Stated problem a ▸ Extract the lines of the records starting at their very first line and ending at the line containing "- x-tick-label: 2009: [324, 404, 338, 431]", both included, and reproduce them unchanged.

An approach to valuing deferral is given in the appendix. We consider here two examples. Let us assume the pre-tax rate of return is 10% and that the effective tax rate of the taxpayer would be 30%. Suppose the taxpayer dies immediately after distributions begin at age 70 ½ without a designated beneficiary. This is the worst possible case. The account may be distributed over 27 years and on these assumptions has a value nearly 50% higher than what it would have if immediately distributed when the taxpayer attained age 70 ½. A very good (but not unattainable) case would involve the participant living to age 80, with his wife of the same age surviving for ten years, with the account then being left to grandchildren no older than twenty. The account could be distributed over 82 years (following the year the participant attained age 70 ½) and would have a value of about 2 1/3 times its value if distributed when the participant attained age 70 ½. These values are after tax effects based on present value.

V. Roth IRAs

Contributions to a Roth IRA are not deductible. However permitted distributions are not subject to tax. Despite intuition, if one assumes a constant rate of return and income tax rate, a deductible contribution that accumulates on a tax deferred basis and is taxed on distribution (a classic IRA) has the same yield as a non-deductible contribution that accumulates free of income tax and is free of tax on distribution (the Roth IRA). There are some important distinctions however.


A. No Minimum Distribution Requirements.

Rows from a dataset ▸
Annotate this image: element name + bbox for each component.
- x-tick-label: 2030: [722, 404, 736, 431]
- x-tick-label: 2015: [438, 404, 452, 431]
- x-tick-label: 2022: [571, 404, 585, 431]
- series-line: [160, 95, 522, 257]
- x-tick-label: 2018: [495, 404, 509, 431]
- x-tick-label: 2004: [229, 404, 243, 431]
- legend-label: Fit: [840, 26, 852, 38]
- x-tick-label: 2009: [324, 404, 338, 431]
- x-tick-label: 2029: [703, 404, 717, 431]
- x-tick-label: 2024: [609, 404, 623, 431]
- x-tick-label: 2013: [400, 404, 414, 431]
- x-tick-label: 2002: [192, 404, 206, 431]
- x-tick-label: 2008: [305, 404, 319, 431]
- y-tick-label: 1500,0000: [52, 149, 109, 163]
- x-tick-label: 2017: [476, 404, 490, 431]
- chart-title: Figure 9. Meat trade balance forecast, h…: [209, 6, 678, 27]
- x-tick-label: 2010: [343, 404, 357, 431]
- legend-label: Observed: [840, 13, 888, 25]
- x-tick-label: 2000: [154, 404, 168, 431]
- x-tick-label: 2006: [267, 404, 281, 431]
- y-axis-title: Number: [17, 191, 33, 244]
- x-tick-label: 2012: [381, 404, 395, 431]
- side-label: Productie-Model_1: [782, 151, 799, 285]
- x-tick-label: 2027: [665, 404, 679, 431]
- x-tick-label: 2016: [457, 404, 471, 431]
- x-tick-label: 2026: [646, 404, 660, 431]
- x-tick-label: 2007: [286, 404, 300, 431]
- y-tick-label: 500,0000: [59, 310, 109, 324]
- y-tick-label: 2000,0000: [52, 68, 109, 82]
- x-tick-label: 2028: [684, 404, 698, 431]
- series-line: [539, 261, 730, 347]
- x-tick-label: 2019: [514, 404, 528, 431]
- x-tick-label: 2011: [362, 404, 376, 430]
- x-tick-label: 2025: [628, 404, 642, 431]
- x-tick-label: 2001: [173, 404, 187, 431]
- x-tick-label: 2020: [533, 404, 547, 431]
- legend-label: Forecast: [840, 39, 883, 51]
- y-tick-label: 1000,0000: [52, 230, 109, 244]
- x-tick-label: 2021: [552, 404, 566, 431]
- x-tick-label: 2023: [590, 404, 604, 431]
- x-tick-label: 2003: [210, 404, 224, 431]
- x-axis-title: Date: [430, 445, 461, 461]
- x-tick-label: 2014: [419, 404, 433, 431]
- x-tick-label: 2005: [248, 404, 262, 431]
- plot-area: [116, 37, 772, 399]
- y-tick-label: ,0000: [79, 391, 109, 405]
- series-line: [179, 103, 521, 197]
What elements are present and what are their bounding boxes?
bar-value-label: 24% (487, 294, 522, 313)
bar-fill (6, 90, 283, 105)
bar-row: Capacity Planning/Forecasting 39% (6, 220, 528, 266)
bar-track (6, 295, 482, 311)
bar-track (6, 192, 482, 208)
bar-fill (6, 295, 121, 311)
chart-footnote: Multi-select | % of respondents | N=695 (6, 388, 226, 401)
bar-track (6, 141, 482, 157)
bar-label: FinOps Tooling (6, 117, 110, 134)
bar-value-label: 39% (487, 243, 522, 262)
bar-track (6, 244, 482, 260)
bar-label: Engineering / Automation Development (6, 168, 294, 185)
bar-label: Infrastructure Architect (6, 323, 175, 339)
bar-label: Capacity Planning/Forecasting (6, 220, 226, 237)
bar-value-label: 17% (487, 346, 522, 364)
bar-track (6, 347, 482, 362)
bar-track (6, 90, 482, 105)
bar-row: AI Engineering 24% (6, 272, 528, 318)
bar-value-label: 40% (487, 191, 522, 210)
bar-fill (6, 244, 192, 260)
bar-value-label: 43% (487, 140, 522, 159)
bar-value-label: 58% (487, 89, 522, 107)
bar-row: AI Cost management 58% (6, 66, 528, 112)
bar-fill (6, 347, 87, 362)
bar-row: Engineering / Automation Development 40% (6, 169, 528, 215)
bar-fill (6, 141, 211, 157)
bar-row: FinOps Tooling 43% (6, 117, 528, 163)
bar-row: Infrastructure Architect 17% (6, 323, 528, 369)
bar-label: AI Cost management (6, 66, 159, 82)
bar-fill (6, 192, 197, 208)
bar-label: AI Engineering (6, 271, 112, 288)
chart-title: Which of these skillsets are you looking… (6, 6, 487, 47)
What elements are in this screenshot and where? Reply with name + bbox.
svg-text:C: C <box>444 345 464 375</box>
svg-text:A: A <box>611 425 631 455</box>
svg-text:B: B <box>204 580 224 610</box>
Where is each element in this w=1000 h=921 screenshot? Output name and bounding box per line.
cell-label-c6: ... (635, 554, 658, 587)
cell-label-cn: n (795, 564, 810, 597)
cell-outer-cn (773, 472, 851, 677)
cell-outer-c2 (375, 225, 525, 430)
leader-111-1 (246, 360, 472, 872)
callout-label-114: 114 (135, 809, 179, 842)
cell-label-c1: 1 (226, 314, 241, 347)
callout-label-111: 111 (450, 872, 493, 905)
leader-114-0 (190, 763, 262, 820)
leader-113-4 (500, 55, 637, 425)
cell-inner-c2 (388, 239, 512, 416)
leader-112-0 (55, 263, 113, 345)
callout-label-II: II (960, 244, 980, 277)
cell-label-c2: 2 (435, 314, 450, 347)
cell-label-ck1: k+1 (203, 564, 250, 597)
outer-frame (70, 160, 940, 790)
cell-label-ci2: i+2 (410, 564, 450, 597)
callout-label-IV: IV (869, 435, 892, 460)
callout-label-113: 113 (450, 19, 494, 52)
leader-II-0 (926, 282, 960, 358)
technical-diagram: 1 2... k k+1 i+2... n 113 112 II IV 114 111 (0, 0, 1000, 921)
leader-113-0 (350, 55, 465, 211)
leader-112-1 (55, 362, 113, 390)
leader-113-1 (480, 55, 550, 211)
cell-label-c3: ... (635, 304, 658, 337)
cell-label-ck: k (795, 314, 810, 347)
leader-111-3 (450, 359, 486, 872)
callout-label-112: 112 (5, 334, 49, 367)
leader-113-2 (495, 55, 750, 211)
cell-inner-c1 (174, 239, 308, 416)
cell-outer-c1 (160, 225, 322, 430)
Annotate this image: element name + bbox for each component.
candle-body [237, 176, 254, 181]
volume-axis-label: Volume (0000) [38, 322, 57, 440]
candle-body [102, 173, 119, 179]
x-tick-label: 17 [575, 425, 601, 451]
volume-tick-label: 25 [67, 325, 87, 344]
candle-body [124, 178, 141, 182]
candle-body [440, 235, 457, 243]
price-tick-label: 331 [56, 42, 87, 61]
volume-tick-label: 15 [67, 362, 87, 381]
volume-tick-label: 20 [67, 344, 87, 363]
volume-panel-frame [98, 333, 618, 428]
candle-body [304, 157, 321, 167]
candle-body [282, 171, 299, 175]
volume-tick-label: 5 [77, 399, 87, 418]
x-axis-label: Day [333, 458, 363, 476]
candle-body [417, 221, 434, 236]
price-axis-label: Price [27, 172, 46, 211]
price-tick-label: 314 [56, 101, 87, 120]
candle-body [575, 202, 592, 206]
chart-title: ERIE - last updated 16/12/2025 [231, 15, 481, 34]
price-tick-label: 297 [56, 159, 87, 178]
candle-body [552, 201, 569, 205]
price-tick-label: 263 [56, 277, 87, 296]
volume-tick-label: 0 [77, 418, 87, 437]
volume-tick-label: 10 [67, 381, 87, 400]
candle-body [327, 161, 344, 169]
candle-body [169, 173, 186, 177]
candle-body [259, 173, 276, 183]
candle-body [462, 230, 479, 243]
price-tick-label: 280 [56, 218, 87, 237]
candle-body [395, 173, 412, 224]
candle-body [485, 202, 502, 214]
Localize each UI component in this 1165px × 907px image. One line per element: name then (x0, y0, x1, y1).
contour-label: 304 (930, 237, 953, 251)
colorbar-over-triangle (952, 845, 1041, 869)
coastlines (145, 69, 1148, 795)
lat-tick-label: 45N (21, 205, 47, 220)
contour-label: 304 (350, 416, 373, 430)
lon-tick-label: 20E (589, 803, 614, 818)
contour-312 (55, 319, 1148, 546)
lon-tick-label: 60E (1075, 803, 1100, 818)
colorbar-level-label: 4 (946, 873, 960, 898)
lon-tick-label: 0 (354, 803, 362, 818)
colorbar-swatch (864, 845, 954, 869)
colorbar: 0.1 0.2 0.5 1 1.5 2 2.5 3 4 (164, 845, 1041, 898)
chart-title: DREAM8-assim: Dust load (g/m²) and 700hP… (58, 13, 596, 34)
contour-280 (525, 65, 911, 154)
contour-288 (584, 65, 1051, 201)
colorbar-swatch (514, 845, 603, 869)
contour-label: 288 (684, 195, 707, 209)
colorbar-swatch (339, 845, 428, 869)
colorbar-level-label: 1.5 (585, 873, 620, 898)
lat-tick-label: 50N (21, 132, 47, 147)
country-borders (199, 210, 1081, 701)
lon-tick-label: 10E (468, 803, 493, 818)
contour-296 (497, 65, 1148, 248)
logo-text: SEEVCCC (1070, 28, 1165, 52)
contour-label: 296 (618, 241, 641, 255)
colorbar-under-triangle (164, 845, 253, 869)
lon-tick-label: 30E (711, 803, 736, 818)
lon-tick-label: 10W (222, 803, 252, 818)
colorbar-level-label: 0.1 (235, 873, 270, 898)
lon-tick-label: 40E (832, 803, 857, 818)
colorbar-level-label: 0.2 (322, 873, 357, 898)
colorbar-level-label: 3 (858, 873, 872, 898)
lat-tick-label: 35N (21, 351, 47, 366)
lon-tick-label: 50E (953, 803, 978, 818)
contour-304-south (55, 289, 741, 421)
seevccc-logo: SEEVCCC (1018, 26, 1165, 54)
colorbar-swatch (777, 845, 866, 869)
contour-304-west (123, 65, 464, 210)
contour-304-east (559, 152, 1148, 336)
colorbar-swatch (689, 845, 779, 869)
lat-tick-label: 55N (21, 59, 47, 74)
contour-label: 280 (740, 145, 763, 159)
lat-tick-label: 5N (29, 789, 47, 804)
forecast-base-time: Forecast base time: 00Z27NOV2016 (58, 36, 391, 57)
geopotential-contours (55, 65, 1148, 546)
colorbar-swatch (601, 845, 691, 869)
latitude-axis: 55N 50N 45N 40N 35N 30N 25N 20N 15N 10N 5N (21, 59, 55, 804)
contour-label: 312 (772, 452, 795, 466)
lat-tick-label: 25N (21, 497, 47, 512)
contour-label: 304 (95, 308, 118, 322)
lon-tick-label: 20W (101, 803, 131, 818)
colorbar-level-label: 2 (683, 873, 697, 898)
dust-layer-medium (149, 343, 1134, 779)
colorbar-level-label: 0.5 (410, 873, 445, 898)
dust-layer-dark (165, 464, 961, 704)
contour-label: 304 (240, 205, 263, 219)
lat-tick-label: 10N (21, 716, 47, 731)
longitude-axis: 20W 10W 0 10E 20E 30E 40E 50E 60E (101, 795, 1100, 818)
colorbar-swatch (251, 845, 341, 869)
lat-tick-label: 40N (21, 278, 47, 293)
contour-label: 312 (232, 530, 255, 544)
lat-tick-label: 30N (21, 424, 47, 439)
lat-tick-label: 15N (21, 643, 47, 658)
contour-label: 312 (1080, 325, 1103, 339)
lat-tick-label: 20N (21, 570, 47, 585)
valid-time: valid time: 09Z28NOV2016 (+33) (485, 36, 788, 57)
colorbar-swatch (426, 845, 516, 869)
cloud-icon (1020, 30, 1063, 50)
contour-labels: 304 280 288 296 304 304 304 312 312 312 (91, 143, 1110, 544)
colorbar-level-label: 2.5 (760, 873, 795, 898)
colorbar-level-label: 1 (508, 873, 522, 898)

Stated problem b ▸ Extend the text on IRA deferral and Roth IRAs from the point where it stops.

Exercise answer a ▸
Annotate this image: element name + bbox for each component.
- x-tick-label: 2030: [722, 404, 736, 431]
- x-tick-label: 2015: [438, 404, 452, 431]
- x-tick-label: 2022: [571, 404, 585, 431]
- series-line: [160, 95, 522, 257]
- x-tick-label: 2018: [495, 404, 509, 431]
- x-tick-label: 2004: [229, 404, 243, 431]
- legend-label: Fit: [840, 26, 852, 38]
- x-tick-label: 2009: [324, 404, 338, 431]

Exercise answer b ▸
A Roth IRA is not subject to the minimum distribution rules or incidental death benefit rules during the lifetime of the owner. Code 408A(c)(5), Reg. 1.408A-1 Q&A2. Thus significantly more deferral is available. When the owner dies, the minimum distribution rules apply.

B. Later Designation of Beneficiary

With a Roth IRA the owner can change beneficiaries during life. Reg. 1.408A-6 Q&A 14. Thus if the owner's wife dies when the owner is 85, he can designate his grandchild as beneficiary. No distributions are required during grandpa's life, and on his death distributions may be made over the life of the grandchild. Of course under the new rules it is also possible to change beneficiaries under classical IRAs effective after the participant's death.

C. Contributions after 70 1/2

Contributions may be made to a Roth IRA (subject to other limits) at any age. Code § 408A(c)(4). This permits contributions of $3,000 per year after this age. Code § 408A(c)(2).

D. Larger limits.

The $3,000 limit for a classic IRA is pre-tax. Someday tax must be paid. Thus, if the owner's tax rate is 36%, the contribution is really only $1,280. The Roth IRA contribution limit is $2,000 after tax. Thus if maximum contributions are made the final net after tax value of the Roth IRA will exceed that of the classic IRA.

E. Reduced Estate Tax.

Converting to an IRA reduces the estate tax burden. The tax incurred in contributing to a Roth IRA, particularly in converting a classic IRA to a Roth IRA reduces the (potential) gross estate of the owner, thereby reducing his estate tax. In the case of an unmarried owner, or one who does not use the marital deduction, there will be an actual reduction in estate tax with a Roth IRA as opposed to a classic IRA. The beneficiary of the classic IRA will get a Code § 691(c) deduction, as described below, for estate taxes paid on the classic IRA to be used against distributions from the IRA, but she will not get the benefit until she includes distributions in income. The Code § 691(c) deduction, allowing for time value of money, is not as great as the extra estate tax paid. If the marital deduction is used, the tax paid on converting the classic IRA to a Roth IRA reduces the estate tax due on the survivor's death. Again the beneficiary will have a 691(c) deduction when she receives distributions from the classic IRA, but this has a lesser value.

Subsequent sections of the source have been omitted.